**Given information**.
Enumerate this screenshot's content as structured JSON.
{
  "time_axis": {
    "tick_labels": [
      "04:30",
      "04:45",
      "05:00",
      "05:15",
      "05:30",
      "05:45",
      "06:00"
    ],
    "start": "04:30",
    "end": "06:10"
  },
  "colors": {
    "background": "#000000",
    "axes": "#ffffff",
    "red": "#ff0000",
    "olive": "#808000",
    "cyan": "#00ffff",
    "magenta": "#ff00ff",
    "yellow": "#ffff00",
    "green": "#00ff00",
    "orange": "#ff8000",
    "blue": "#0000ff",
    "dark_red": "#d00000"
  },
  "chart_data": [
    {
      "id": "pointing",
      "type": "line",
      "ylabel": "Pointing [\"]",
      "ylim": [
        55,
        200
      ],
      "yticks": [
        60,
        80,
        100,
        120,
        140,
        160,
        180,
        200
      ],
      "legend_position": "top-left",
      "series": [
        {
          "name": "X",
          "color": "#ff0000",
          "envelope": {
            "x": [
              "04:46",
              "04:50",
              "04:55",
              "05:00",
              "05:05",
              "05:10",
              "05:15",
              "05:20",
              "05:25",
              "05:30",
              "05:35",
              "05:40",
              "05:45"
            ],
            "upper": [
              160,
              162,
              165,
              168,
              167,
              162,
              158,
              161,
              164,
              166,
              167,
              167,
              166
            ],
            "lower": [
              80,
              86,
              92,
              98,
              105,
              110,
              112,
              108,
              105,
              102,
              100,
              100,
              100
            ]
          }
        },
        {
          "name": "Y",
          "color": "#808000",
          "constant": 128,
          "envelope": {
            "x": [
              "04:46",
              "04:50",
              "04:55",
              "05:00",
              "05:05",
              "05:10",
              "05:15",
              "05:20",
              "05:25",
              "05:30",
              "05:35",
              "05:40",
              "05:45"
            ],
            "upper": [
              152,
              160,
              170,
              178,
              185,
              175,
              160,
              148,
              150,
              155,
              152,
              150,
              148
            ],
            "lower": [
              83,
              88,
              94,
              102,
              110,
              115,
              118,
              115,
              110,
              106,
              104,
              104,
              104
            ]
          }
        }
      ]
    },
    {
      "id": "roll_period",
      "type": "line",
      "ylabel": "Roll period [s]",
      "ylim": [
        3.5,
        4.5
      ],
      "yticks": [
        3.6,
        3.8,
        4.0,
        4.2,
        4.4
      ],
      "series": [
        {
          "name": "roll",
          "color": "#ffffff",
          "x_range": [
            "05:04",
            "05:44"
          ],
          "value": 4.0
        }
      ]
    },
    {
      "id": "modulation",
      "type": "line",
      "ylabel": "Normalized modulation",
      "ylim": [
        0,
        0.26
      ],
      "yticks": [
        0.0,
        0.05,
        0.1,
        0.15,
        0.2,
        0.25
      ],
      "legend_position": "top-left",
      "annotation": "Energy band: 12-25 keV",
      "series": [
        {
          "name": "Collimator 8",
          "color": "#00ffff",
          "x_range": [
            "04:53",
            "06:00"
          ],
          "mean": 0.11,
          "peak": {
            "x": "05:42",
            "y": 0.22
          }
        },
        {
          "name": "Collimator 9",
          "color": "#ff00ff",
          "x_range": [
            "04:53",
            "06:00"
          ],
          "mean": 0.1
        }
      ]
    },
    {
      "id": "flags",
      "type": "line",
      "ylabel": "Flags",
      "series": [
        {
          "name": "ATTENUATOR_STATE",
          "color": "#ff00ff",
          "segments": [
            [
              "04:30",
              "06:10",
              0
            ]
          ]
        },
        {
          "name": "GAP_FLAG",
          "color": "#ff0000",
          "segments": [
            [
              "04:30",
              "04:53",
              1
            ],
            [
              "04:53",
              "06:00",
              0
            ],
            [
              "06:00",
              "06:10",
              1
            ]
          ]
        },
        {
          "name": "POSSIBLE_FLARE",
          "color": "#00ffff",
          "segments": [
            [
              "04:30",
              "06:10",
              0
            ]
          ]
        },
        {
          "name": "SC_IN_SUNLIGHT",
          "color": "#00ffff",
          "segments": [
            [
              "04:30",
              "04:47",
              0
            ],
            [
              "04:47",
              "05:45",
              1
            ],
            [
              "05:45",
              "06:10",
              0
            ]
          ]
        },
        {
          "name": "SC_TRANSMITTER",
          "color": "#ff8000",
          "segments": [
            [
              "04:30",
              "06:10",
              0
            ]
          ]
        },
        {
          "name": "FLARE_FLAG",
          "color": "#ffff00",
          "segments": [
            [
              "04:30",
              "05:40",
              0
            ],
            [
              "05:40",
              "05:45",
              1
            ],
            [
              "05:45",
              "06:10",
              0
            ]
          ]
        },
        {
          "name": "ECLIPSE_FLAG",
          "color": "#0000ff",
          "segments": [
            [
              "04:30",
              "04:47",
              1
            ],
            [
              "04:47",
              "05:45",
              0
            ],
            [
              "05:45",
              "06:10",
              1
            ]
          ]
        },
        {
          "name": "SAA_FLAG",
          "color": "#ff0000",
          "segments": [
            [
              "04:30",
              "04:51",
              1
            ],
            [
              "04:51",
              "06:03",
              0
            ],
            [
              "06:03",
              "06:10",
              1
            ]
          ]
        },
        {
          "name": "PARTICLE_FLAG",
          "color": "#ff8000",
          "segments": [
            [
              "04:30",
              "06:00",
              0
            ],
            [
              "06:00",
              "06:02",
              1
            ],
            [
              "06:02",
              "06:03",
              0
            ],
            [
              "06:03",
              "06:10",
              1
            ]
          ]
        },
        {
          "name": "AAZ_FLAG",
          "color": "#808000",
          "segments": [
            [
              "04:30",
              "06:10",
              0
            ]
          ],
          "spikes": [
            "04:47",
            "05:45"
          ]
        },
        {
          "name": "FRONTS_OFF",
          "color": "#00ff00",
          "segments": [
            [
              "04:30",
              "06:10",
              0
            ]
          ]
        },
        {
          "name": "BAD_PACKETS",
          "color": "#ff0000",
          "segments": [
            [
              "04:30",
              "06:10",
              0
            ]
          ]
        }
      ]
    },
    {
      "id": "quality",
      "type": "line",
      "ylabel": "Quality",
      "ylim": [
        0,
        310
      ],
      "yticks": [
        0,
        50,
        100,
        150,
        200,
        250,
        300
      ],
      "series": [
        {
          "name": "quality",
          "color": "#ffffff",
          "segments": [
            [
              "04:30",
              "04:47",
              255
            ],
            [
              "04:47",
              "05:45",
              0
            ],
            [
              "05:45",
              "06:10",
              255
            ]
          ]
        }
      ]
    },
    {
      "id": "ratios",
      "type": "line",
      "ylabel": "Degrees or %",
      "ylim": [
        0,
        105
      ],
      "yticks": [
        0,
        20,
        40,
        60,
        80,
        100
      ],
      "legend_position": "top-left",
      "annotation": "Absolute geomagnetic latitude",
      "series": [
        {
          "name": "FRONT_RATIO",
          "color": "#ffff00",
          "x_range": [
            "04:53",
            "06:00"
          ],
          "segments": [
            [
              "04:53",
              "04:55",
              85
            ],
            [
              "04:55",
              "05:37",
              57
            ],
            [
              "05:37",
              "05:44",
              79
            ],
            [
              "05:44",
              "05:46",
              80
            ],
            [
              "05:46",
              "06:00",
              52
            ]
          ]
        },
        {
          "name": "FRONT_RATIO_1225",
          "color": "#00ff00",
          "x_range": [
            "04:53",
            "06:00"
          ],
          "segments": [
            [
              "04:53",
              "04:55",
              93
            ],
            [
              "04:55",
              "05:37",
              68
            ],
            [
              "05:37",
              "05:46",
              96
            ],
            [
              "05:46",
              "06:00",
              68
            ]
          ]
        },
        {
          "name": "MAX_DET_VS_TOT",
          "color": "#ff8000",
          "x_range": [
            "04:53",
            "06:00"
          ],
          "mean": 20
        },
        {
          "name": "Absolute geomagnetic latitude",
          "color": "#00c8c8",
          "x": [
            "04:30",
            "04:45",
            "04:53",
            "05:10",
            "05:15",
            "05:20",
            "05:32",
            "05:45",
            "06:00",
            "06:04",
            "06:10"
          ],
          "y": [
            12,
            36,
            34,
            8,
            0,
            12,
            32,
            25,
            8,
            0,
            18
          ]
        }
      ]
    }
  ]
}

**What needs to be done**.
In the records above, locate the lines holding the word "Absolute". Copy each of them.

**Response**.
      "annotation": "Absolute geomagnetic latitude",
          "name": "Absolute geomagnetic latitude",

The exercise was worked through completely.